**Material provided**.

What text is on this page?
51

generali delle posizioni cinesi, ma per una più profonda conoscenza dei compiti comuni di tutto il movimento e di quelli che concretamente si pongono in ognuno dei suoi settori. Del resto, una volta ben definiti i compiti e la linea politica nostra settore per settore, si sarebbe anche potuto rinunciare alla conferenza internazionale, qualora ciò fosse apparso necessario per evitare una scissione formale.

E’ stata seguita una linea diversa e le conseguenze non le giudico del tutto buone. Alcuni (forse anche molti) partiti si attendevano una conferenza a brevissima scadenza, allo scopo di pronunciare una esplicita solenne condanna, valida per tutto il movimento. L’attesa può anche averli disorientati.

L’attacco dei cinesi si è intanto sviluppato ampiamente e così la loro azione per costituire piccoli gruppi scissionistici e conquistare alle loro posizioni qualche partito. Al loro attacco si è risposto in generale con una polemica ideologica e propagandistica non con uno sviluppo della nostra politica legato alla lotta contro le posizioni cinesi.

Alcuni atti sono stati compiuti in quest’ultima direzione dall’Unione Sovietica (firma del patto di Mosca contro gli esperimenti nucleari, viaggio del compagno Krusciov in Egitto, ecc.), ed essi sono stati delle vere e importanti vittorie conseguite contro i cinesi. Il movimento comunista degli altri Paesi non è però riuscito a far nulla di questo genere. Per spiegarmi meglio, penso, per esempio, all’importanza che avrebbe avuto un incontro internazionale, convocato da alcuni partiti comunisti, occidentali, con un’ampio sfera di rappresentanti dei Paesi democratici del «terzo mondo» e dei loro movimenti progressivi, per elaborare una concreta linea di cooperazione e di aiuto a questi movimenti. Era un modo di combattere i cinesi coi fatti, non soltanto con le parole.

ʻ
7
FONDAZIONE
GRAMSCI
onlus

**The request**.
Reproduce each record shown above without altering a single word.

**Exercise result**.
What text is on this page?
51

generali delle posizioni cinesi, ma per una più profonda conoscenza dei compiti comuni di tutto il movimento e di quelli che concretamente si pongono in ognuno dei suoi settori. Del resto, una volta ben definiti i compiti e la linea politica nostra settore per settore, si sarebbe anche potuto rinunciare alla conferenza internazionale, qualora ciò fosse apparso necessario per evitare una scissione formale.

E’ stata seguita una linea diversa e le conseguenze non le giudico del tutto buone. Alcuni (forse anche molti) partiti si attendevano una conferenza a brevissima scadenza, allo scopo di pronunciare una esplicita solenne condanna, valida per tutto il movimento. L’attesa può anche averli disorientati.

L’attacco dei cinesi si è intanto sviluppato ampiamente e così la loro azione per costituire piccoli gruppi scissionistici e conquistare alle loro posizioni qualche partito. Al loro attacco si è risposto in generale con una polemica ideologica e propagandistica non con uno sviluppo della nostra politica legato alla lotta contro le posizioni cinesi.

Alcuni atti sono stati compiuti in quest’ultima direzione dall’Unione Sovietica (firma del patto di Mosca contro gli esperimenti nucleari, viaggio del compagno Krusciov in Egitto, ecc.), ed essi sono stati delle vere e importanti vittorie conseguite contro i cinesi. Il movimento comunista degli altri Paesi non è però riuscito a far nulla di questo genere. Per spiegarmi meglio, penso, per esempio, all’importanza che avrebbe avuto un incontro internazionale, convocato da alcuni partiti comunisti, occidentali, con un’ampio sfera di rappresentanti dei Paesi democratici del «terzo mondo» e dei loro movimenti progressivi, per elaborare una concreta linea di cooperazione e di aiuto a questi movimenti. Era un modo di combattere i cinesi coi fatti, non soltanto con le parole.

ʻ
7
FONDAZIONE
GRAMSCI
onlus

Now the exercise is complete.